EXERCISE GOAL:
Copy the data below word for word, beginning at the line that contains "y1] format, (0,0) is top-left." and stopping after the line that contains "- bar-value-label: 1136.16: [542, 60, 599, 78]", and leave out the pictures.

-------- DATA EXCERPTS --------

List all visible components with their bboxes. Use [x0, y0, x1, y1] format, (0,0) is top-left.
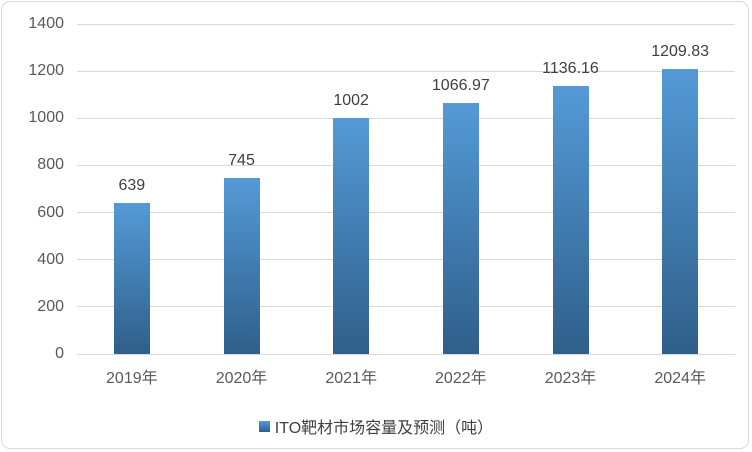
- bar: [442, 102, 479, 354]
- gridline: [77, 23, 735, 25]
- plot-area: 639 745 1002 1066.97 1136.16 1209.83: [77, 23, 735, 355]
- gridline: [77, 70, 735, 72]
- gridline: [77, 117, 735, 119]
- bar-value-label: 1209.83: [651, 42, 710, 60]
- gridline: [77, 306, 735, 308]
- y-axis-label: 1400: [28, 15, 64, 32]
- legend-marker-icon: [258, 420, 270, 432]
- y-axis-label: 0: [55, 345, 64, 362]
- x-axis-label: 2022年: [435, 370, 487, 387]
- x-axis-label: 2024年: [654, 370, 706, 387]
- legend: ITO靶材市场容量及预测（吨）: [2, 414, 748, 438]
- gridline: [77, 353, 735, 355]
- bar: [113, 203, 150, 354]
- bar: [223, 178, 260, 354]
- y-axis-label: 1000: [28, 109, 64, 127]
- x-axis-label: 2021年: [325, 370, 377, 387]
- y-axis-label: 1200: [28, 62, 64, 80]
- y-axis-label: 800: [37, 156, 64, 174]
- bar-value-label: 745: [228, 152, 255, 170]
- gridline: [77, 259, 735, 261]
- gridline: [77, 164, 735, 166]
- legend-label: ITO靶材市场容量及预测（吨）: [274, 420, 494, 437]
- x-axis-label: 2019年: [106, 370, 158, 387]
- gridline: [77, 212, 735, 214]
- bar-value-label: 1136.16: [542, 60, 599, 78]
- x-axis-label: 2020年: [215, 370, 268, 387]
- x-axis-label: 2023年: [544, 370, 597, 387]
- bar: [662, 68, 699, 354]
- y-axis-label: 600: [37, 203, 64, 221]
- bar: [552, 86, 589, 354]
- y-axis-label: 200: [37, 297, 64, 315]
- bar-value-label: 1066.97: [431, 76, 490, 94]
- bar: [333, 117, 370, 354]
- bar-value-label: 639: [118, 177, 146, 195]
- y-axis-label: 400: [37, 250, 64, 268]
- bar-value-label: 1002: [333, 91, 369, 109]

--------
-------- DATA EXCERPTS --------

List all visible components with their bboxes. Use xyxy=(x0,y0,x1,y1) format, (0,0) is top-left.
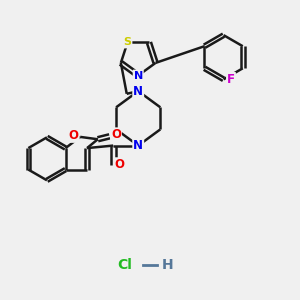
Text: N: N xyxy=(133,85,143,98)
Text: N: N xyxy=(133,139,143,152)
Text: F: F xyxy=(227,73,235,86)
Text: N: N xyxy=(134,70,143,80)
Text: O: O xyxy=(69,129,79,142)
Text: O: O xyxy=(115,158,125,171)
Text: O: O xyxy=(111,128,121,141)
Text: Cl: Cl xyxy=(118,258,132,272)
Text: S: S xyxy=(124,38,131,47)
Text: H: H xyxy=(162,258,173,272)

--------
-------- DATA EXCERPTS --------

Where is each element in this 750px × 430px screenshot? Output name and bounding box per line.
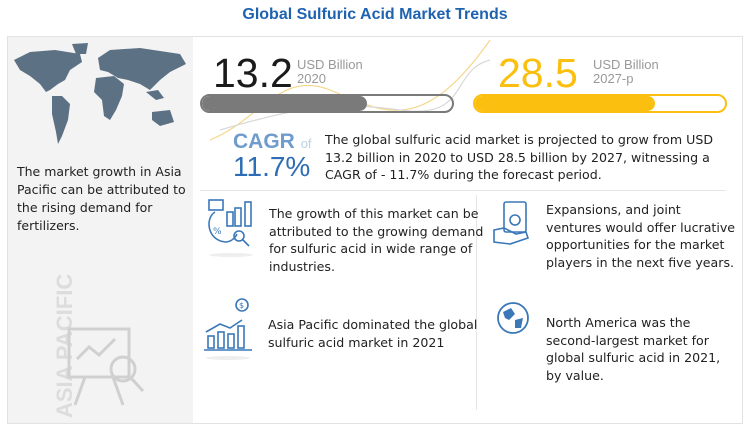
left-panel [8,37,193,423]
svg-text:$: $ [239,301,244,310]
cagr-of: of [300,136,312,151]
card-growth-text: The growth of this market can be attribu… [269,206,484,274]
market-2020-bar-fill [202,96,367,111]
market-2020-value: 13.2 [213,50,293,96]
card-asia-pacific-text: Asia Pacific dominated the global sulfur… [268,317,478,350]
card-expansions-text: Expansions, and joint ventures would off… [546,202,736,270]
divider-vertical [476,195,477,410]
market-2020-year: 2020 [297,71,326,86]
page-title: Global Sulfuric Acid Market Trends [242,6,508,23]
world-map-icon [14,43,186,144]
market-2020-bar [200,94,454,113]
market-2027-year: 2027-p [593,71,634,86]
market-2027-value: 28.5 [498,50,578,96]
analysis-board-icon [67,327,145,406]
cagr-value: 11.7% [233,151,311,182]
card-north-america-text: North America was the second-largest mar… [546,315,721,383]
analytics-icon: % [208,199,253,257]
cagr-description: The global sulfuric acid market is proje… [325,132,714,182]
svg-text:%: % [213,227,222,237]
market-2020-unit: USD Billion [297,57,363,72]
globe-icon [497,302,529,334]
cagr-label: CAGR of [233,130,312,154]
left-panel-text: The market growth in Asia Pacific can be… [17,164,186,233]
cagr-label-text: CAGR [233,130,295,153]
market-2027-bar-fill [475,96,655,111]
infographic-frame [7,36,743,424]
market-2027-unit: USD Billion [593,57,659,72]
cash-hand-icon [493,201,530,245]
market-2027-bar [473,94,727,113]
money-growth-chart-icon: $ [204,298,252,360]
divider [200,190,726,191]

--------

TASK RESPONSE:
List all visible components with their bboxes. Use [x0, y0, x1, y1] format, (0,0) is top-left.
- bar: [442, 102, 479, 354]
- gridline: [77, 23, 735, 25]
- plot-area: 639 745 1002 1066.97 1136.16 1209.83: [77, 23, 735, 355]
- gridline: [77, 70, 735, 72]
- gridline: [77, 117, 735, 119]
- bar-value-label: 1209.83: [651, 42, 710, 60]
- gridline: [77, 306, 735, 308]
- y-axis-label: 1400: [28, 15, 64, 32]
- legend-marker-icon: [258, 420, 270, 432]
- y-axis-label: 0: [55, 345, 64, 362]
- x-axis-label: 2022年: [435, 370, 487, 387]
- x-axis-label: 2024年: [654, 370, 706, 387]
- legend: ITO靶材市场容量及预测（吨）: [2, 414, 748, 438]
- gridline: [77, 353, 735, 355]
- bar: [113, 203, 150, 354]
- bar: [223, 178, 260, 354]
- y-axis-label: 1000: [28, 109, 64, 127]
- x-axis-label: 2021年: [325, 370, 377, 387]
- y-axis-label: 1200: [28, 62, 64, 80]
- y-axis-label: 800: [37, 156, 64, 174]
- bar-value-label: 745: [228, 152, 255, 170]
- gridline: [77, 259, 735, 261]
- gridline: [77, 164, 735, 166]
- legend-label: ITO靶材市场容量及预测（吨）: [274, 420, 494, 437]
- x-axis-label: 2019年: [106, 370, 158, 387]
- gridline: [77, 212, 735, 214]
- bar-value-label: 1136.16: [542, 60, 599, 78]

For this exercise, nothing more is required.